## begin

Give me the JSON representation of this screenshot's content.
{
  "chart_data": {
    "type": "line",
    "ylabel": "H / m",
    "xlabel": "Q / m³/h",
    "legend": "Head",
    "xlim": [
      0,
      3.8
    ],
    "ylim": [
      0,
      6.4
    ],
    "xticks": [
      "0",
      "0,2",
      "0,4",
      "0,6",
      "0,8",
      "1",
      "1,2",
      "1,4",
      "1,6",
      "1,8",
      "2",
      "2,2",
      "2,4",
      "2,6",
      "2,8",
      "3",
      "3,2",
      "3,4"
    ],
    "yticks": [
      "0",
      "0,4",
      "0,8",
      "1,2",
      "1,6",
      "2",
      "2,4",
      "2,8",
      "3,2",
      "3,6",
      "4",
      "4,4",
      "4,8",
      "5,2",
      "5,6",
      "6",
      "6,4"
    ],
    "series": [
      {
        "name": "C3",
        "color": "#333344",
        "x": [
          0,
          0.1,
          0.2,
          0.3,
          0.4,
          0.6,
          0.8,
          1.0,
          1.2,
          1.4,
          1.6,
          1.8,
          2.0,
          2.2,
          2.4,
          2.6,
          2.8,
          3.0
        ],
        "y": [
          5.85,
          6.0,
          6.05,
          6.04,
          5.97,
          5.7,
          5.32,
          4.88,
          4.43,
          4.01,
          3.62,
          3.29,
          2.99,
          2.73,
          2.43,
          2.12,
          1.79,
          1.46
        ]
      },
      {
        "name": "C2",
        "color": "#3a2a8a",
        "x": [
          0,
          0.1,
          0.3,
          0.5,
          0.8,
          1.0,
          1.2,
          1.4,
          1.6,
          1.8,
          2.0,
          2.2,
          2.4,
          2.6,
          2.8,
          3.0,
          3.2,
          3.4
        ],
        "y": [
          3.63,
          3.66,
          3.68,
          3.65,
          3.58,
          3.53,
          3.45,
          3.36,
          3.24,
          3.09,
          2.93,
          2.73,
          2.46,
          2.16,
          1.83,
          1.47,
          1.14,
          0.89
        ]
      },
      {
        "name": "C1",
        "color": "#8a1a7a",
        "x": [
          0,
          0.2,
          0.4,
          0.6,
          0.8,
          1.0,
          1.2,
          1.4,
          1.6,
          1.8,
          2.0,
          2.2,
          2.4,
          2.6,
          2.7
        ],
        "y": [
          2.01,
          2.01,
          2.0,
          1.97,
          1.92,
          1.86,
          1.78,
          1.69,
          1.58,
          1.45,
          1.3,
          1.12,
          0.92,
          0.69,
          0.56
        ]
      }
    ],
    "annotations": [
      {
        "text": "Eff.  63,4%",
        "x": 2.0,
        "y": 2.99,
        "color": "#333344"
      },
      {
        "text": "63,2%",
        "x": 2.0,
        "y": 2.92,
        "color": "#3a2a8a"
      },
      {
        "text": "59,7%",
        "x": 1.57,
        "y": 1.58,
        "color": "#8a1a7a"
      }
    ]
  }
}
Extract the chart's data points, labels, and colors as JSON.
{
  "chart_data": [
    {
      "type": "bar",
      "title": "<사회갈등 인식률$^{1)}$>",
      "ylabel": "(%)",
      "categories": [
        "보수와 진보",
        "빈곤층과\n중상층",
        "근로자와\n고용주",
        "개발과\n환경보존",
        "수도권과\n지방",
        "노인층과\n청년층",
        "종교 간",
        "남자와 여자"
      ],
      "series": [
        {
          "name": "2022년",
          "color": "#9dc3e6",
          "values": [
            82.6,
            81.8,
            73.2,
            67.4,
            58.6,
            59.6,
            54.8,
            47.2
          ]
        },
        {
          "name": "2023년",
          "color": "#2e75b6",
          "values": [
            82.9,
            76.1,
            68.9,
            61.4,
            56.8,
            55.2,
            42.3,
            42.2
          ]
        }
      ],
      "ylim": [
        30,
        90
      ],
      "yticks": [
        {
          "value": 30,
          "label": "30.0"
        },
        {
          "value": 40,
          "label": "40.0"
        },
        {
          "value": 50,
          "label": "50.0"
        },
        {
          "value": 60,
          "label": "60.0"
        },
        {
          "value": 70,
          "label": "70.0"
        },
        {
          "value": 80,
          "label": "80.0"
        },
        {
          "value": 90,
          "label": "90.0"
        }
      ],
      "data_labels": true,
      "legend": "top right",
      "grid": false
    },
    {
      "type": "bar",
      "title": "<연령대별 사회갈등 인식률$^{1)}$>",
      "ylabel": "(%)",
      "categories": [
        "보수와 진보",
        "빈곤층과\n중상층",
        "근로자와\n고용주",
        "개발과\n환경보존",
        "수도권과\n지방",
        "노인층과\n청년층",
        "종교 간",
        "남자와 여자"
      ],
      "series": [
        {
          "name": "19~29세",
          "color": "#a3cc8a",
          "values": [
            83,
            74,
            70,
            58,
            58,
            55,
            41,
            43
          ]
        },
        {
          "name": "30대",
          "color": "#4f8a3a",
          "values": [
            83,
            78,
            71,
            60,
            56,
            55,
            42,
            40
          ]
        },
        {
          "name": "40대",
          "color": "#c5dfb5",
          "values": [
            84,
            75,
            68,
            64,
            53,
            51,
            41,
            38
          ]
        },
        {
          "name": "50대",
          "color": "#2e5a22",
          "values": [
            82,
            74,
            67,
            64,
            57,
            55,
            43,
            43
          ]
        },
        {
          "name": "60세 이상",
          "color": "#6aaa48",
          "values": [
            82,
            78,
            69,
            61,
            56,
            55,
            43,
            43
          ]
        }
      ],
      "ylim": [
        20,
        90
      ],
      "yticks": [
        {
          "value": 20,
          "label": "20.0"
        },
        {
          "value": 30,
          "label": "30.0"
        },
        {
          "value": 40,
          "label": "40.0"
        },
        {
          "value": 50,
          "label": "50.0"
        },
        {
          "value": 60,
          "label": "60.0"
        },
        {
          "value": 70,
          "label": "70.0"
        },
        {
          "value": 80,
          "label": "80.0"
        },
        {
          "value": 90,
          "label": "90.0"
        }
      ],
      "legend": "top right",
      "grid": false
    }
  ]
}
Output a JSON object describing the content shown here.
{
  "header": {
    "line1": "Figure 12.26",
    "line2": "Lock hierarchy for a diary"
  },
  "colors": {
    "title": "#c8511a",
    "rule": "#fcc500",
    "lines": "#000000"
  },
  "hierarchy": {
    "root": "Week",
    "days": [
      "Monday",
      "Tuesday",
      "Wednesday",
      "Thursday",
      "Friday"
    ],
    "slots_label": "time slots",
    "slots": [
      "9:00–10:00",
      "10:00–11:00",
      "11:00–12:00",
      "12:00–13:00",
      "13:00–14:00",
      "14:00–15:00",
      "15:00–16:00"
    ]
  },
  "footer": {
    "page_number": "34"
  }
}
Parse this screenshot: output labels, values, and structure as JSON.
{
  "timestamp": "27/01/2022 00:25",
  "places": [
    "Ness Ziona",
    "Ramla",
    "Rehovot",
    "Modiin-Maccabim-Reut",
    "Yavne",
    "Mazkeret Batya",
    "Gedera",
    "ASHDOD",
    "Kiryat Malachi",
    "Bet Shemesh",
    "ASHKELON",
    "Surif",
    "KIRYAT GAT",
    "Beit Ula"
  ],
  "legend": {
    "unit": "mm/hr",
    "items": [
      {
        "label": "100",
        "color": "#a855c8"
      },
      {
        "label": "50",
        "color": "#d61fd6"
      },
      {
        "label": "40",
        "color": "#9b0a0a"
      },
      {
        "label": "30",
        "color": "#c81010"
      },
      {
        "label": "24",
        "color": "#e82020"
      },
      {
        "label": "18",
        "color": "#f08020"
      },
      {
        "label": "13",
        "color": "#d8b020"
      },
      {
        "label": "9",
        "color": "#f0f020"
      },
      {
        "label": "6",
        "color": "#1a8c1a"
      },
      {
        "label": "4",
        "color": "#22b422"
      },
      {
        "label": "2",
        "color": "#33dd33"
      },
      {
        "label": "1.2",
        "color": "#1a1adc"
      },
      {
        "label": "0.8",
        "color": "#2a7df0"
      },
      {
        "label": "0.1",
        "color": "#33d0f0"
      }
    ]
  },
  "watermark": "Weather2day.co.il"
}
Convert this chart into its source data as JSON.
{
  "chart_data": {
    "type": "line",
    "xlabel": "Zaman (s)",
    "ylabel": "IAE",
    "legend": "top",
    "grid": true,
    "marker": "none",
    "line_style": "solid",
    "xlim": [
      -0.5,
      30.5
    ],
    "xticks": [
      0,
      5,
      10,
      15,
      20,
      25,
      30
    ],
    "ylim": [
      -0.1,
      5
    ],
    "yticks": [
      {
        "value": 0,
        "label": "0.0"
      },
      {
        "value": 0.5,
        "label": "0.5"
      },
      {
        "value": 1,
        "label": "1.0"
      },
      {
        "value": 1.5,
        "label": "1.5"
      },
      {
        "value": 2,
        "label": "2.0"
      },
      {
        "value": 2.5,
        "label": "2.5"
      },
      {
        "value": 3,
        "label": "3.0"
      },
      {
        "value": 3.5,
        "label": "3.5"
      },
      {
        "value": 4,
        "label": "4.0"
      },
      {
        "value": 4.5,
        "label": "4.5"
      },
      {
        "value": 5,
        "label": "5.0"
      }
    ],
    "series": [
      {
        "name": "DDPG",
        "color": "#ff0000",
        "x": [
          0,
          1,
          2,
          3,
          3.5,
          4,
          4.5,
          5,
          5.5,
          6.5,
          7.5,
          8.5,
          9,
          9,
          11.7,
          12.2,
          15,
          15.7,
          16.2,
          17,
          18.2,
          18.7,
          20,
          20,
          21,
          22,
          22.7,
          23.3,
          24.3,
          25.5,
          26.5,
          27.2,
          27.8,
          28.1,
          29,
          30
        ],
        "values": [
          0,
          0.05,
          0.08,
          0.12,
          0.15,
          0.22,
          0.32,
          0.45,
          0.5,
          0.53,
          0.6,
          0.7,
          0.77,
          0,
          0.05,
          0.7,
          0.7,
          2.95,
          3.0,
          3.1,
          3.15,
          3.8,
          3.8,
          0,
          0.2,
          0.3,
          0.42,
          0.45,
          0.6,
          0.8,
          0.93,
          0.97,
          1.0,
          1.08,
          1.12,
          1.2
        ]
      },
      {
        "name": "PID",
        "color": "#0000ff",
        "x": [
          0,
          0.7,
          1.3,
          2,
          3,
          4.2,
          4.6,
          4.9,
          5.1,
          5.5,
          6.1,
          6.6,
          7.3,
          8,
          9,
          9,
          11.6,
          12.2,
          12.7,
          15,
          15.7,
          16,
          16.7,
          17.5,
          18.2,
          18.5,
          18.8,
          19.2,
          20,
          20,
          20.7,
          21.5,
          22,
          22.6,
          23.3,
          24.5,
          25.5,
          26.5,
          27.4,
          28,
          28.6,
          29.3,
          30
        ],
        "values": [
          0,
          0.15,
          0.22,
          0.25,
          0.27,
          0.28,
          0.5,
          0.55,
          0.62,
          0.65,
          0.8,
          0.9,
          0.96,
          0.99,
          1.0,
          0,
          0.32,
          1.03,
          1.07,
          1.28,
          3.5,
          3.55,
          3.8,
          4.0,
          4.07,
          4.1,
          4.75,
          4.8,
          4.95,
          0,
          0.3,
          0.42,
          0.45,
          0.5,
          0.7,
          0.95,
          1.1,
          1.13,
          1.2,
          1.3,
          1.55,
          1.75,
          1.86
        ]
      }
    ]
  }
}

## end

* [Problem statement] Pick each line holding the word "title" out of the data and copy it.

* [Worked solution]
      "title": "<사회갈등 인식률$^{1)}$>",
      "title": "<연령대별 사회갈등 인식률$^{1)}$>",
    "title": "#c8511a",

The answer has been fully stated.